**YOUR GOAL:** Lines holding the string "text" are the ones to copy; find them all in the data.

**GIVEN ENTRIES:**
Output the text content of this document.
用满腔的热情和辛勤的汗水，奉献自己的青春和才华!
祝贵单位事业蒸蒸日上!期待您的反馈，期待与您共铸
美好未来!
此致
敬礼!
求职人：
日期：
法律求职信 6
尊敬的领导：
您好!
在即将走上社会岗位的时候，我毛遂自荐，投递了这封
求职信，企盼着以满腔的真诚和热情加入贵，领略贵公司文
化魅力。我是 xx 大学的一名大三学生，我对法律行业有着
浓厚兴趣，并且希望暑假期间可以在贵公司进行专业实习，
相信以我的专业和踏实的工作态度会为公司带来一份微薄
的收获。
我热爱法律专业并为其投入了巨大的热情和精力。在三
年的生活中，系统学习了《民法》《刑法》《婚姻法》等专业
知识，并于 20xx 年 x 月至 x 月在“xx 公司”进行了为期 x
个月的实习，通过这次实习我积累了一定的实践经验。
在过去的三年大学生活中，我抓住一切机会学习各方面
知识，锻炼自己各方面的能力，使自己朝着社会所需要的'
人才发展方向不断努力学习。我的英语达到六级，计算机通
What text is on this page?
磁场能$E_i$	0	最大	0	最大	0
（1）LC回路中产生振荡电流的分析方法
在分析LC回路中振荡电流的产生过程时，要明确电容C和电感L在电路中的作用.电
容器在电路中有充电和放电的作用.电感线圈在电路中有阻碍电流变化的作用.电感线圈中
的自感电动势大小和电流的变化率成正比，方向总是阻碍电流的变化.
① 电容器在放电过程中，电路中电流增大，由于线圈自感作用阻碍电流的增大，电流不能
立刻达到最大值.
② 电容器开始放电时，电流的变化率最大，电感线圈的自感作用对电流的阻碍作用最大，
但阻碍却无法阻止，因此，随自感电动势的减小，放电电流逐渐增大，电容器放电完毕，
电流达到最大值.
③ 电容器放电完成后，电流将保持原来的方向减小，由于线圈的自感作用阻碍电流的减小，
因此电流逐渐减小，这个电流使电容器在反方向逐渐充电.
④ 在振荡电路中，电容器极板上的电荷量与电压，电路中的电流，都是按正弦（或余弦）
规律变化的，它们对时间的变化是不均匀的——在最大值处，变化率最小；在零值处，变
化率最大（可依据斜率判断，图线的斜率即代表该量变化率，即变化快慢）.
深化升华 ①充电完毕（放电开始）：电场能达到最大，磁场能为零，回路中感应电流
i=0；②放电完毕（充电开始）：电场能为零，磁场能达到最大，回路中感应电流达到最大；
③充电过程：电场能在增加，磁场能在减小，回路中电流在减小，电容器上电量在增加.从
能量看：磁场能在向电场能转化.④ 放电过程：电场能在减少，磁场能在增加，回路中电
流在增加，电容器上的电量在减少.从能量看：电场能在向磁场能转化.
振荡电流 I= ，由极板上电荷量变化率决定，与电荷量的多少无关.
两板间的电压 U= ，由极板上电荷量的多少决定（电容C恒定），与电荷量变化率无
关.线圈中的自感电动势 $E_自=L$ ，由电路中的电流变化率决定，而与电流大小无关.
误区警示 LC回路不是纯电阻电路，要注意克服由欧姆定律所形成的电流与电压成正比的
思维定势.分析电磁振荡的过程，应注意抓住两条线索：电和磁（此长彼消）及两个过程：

**EXERCISE RESULT:**
Output the text content of this document.
What text is on this page?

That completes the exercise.